%%

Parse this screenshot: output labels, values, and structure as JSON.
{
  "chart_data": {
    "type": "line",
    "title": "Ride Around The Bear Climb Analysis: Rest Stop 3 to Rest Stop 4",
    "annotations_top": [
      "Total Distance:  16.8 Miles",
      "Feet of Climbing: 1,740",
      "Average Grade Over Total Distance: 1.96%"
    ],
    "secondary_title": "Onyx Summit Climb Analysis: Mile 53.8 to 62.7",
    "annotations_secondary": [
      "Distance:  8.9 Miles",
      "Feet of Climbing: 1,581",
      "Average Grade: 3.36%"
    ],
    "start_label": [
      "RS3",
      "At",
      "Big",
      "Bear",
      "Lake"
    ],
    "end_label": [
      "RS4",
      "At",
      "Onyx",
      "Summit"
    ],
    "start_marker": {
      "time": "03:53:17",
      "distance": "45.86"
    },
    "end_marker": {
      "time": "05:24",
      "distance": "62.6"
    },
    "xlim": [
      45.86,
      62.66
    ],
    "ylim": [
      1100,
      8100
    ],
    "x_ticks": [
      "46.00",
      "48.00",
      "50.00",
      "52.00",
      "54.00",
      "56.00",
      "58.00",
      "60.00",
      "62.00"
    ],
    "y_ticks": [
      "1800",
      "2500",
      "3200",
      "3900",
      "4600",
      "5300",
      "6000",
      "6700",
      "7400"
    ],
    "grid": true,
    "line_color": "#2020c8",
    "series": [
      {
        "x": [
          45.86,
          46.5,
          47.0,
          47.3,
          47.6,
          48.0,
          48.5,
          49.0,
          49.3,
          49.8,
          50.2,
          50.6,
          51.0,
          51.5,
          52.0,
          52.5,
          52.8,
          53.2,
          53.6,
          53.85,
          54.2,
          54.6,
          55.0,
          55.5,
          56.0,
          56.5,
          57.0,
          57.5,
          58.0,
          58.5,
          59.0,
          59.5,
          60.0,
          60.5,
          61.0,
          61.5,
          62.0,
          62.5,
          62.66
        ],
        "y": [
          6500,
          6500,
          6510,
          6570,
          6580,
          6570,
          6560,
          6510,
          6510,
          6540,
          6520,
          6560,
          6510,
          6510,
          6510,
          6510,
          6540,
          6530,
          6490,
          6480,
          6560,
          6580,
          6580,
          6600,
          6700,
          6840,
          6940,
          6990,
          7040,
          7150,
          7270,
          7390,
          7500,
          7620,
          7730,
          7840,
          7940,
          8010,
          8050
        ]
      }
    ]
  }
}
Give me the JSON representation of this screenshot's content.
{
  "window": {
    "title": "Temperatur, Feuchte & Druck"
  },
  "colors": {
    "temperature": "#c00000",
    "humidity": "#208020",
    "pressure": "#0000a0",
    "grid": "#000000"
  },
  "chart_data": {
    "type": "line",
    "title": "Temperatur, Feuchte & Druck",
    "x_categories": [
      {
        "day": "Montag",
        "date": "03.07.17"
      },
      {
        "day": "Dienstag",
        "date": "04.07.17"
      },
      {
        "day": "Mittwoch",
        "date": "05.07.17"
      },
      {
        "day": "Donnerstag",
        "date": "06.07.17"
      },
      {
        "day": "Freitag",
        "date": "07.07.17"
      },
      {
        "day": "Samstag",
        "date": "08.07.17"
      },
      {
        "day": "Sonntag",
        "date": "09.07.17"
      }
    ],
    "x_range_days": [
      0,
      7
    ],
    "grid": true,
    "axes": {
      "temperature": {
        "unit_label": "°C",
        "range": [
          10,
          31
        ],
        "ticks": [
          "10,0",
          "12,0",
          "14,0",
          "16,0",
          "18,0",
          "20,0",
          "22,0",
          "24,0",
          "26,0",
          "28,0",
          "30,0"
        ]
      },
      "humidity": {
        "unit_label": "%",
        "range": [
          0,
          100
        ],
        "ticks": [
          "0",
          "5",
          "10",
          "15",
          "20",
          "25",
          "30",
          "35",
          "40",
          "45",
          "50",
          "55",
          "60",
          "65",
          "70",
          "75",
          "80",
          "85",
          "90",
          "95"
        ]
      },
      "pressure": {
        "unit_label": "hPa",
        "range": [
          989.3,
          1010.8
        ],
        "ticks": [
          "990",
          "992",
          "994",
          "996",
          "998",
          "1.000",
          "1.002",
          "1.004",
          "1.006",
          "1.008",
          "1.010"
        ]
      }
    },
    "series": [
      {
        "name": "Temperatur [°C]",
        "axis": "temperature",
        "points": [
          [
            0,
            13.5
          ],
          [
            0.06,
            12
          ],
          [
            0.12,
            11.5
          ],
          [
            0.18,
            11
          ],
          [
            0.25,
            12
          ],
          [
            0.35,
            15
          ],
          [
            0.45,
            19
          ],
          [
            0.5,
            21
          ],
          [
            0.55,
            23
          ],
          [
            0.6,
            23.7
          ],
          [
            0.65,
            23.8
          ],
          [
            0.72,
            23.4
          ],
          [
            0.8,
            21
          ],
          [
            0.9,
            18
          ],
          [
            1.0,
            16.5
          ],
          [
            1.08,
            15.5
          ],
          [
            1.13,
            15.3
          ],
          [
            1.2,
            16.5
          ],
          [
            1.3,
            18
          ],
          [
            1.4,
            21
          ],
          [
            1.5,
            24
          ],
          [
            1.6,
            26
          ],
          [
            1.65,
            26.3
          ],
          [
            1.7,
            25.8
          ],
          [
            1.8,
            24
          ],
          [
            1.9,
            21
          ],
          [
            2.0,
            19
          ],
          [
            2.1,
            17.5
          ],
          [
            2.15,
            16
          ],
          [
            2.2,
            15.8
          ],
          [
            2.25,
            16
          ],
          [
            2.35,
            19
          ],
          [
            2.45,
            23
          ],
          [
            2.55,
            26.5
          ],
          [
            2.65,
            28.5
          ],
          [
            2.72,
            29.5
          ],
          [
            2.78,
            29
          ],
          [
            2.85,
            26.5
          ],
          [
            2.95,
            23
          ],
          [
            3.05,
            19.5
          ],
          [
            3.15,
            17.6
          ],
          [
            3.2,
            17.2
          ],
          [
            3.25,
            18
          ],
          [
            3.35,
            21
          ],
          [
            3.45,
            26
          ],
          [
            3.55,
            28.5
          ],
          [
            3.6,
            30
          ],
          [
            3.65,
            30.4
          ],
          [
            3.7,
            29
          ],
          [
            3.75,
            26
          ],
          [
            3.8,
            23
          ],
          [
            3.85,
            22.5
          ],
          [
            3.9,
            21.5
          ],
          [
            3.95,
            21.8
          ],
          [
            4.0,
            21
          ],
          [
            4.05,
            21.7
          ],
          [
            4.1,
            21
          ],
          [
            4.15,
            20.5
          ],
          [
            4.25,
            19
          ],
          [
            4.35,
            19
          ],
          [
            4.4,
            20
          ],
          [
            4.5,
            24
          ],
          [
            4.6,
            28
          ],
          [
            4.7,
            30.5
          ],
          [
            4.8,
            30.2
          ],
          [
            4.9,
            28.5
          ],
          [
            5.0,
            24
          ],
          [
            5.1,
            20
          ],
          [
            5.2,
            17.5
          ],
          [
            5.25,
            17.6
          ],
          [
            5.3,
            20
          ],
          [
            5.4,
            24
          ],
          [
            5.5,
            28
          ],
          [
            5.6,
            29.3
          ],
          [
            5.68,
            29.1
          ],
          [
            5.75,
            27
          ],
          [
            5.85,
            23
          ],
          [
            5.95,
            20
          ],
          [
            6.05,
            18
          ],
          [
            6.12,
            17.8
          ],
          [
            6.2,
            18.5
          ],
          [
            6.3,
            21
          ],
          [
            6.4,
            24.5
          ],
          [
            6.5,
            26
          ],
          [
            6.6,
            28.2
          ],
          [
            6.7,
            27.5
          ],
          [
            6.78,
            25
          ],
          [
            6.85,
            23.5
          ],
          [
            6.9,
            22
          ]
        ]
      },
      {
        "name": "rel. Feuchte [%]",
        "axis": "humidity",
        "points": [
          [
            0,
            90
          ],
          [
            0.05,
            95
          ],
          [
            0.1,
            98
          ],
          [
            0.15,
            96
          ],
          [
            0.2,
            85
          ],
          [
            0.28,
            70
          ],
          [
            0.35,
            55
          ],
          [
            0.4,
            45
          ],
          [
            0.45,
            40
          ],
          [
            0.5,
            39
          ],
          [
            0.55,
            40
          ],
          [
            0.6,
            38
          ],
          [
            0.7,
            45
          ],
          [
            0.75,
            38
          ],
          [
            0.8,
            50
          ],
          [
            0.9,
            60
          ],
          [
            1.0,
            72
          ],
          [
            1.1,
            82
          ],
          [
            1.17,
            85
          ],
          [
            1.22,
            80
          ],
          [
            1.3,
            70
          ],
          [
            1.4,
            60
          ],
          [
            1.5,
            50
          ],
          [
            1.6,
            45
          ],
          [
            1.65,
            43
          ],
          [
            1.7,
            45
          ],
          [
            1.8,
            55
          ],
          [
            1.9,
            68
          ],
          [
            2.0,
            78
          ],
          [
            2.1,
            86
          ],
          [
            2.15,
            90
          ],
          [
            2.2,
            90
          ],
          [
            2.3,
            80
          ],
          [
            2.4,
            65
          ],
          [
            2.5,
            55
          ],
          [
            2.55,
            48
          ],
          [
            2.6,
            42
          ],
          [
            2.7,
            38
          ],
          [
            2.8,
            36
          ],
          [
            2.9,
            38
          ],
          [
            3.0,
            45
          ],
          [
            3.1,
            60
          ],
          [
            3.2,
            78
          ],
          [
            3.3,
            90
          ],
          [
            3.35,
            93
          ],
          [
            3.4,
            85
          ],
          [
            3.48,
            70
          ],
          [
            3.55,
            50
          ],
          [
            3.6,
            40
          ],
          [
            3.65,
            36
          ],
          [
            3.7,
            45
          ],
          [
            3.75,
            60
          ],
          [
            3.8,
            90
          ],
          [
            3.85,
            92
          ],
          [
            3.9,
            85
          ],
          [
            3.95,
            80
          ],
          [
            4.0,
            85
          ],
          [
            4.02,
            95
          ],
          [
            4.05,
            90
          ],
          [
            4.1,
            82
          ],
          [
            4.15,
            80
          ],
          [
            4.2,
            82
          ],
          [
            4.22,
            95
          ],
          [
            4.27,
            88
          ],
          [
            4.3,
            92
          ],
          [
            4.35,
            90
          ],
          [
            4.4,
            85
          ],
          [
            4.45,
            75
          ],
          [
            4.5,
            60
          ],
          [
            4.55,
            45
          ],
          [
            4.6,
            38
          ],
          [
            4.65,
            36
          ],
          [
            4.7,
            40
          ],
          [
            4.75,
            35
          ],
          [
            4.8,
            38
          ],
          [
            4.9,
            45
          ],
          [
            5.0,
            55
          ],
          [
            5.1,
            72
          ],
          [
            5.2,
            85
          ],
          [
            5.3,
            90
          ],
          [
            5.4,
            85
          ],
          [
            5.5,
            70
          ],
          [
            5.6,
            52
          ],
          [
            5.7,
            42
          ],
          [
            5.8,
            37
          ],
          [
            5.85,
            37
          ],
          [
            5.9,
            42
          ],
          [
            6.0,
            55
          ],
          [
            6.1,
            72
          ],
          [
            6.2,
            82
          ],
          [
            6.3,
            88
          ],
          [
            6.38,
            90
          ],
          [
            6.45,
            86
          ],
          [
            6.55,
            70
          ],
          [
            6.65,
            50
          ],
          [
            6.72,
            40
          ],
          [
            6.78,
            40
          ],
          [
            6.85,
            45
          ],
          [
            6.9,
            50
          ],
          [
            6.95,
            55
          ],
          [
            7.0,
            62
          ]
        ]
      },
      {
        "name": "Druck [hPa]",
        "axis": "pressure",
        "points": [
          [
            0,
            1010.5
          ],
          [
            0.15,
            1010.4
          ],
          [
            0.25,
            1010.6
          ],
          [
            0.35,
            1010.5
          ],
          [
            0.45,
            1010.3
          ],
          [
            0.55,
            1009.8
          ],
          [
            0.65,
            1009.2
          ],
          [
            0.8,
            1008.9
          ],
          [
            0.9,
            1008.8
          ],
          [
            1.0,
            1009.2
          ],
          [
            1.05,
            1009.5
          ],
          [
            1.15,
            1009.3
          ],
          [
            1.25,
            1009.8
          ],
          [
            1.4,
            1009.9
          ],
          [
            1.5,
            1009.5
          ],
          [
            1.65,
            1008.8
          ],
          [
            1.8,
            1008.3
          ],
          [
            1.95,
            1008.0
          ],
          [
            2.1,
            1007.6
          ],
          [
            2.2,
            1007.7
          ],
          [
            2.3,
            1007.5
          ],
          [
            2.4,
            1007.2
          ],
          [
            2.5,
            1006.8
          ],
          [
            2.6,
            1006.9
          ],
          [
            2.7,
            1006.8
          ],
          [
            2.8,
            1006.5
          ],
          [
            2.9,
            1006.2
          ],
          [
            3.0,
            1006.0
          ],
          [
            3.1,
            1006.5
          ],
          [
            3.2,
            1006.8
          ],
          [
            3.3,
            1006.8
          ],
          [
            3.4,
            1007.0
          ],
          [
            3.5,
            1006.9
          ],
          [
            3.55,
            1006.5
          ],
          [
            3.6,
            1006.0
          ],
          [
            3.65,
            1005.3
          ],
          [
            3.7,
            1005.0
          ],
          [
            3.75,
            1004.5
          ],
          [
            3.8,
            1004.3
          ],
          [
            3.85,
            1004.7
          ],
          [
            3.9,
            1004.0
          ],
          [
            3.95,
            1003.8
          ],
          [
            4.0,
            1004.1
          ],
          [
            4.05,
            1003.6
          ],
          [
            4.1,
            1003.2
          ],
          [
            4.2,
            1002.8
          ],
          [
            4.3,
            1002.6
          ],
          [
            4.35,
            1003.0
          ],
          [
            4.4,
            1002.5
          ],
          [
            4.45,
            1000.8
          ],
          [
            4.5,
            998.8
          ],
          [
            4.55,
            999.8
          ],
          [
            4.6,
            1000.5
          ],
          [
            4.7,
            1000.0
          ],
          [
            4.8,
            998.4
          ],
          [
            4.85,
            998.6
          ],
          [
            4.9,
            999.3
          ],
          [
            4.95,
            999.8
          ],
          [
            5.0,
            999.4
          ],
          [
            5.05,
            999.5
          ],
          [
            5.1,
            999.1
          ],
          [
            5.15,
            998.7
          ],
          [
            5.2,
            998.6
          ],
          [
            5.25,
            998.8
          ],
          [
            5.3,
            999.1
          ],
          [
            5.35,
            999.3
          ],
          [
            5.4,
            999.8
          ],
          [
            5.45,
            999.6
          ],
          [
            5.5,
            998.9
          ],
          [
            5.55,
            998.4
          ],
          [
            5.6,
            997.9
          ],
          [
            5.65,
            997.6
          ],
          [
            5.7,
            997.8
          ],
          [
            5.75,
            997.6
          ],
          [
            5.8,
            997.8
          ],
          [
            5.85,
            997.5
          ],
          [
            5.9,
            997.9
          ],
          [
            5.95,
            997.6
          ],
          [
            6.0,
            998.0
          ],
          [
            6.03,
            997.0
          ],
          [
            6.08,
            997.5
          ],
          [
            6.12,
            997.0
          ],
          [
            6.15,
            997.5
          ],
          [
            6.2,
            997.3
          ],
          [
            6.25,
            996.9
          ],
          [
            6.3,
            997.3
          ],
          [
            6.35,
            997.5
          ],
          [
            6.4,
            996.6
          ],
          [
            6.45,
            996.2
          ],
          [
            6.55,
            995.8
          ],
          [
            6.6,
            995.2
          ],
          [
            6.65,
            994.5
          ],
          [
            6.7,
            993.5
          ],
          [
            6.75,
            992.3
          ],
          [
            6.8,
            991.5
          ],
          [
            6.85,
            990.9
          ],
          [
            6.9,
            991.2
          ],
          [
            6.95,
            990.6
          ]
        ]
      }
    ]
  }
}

%%

**SHORT TASK:**
From the data, collect all lines where the string "this" appears.

**CORRECT RESULT:**
Parse this screenshot: output labels, values, and structure as JSON.
Give me the JSON representation of this screenshot's content.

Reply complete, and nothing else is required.